▶ Dataset records
* Start *

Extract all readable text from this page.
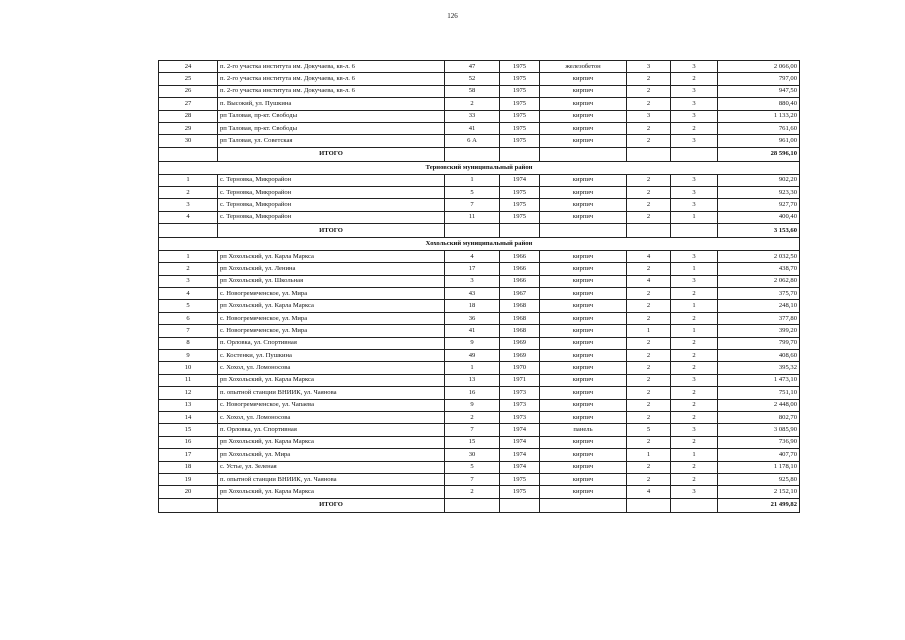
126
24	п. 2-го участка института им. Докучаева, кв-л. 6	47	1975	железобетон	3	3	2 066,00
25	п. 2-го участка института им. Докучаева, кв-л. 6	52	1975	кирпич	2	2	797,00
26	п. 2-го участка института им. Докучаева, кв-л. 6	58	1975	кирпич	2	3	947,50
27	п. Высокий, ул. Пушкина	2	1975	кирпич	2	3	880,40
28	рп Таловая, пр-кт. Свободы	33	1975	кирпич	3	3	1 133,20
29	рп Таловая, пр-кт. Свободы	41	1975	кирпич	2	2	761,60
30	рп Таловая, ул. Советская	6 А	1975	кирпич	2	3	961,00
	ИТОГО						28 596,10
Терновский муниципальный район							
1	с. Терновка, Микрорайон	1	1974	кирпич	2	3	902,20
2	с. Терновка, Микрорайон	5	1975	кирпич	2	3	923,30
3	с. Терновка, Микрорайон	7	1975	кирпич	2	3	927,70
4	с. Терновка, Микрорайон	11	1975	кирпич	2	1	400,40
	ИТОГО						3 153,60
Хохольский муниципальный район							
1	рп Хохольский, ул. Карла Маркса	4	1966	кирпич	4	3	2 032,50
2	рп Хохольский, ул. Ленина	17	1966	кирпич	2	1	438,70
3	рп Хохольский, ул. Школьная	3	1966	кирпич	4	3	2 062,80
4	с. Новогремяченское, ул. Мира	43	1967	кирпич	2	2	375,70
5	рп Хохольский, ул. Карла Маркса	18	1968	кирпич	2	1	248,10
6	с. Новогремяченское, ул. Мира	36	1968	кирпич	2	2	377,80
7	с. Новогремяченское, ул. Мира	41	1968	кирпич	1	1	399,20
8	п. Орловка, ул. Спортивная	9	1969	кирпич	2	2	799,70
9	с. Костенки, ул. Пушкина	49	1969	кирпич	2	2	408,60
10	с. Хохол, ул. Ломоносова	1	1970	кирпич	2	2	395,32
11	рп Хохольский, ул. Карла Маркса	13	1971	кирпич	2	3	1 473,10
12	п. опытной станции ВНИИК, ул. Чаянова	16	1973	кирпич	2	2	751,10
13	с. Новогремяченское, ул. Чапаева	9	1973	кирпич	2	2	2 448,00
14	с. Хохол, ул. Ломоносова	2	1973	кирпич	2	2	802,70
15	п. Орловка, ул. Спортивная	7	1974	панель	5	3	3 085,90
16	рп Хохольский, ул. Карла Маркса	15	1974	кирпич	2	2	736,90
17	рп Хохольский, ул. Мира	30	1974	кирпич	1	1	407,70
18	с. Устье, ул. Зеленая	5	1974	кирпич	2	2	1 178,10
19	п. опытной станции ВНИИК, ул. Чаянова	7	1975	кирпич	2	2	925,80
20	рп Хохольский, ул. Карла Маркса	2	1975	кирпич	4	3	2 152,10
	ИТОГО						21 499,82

* End *
* Start *

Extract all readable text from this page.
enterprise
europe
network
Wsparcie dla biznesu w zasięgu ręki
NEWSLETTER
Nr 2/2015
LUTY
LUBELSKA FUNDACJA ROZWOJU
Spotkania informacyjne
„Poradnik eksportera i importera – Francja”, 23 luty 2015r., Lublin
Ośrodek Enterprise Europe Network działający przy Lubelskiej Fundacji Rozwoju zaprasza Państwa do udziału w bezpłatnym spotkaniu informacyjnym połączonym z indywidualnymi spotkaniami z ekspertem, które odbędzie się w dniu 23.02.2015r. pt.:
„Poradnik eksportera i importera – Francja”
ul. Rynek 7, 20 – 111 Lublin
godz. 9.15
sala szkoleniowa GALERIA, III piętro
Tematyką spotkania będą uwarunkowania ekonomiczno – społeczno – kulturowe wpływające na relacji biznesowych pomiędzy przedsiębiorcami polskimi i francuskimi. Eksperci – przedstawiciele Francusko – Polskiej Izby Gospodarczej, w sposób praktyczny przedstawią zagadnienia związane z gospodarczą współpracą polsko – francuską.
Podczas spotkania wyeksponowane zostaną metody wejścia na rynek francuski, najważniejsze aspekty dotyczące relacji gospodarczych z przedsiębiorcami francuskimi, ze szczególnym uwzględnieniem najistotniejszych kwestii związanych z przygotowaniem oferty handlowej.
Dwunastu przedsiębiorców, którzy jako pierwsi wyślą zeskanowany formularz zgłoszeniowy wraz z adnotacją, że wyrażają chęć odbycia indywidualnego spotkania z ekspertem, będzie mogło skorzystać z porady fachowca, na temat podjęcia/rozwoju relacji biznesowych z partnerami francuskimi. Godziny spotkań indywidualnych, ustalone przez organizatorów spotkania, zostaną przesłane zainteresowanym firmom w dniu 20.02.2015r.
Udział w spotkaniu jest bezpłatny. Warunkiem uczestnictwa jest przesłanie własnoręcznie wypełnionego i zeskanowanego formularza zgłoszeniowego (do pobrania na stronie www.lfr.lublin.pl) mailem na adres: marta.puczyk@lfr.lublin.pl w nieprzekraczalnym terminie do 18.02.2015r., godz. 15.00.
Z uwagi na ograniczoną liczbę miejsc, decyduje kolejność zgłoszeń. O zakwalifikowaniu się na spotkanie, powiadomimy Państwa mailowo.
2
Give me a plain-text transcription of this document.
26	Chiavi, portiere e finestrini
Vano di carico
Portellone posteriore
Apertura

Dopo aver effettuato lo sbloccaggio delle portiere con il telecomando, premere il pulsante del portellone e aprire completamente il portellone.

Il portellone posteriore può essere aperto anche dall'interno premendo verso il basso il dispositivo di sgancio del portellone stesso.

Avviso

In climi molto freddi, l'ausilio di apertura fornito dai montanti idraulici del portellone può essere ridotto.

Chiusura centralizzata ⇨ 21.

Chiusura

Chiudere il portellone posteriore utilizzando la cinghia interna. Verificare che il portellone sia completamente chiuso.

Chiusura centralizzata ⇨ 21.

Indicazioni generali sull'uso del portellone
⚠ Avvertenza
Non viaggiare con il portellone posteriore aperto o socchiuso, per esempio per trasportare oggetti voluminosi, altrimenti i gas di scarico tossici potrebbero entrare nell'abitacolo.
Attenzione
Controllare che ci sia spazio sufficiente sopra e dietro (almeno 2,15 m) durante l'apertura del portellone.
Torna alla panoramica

* End *

▶ WHAT THIS TASK INVOLVES
From the listing above, collect every line that mentions the word "ekspertem".

▶ SOLUTION
Ośrodek Enterprise Europe Network działający przy Lubelskiej Fundacji Rozwoju zaprasza Państwa do udziału w bezpłatnym spotkaniu informacyjnym połączonym z indywidualnymi spotkaniami z ekspertem, które odbędzie się w dniu 23.02.2015r. pt.:
Dwunastu przedsiębiorców, którzy jako pierwsi wyślą zeskanowany formularz zgłoszeniowy wraz z adnotacją, że wyrażają chęć odbycia indywidualnego spotkania z ekspertem, będzie mogło skorzystać z porady fachowca, na temat podjęcia/rozwoju relacji biznesowych z partnerami francuskimi. Godziny spotkań indywidualnych, ustalone przez organizatorów spotkania, zostaną przesłane zainteresowanym firmom w dniu 20.02.2015r.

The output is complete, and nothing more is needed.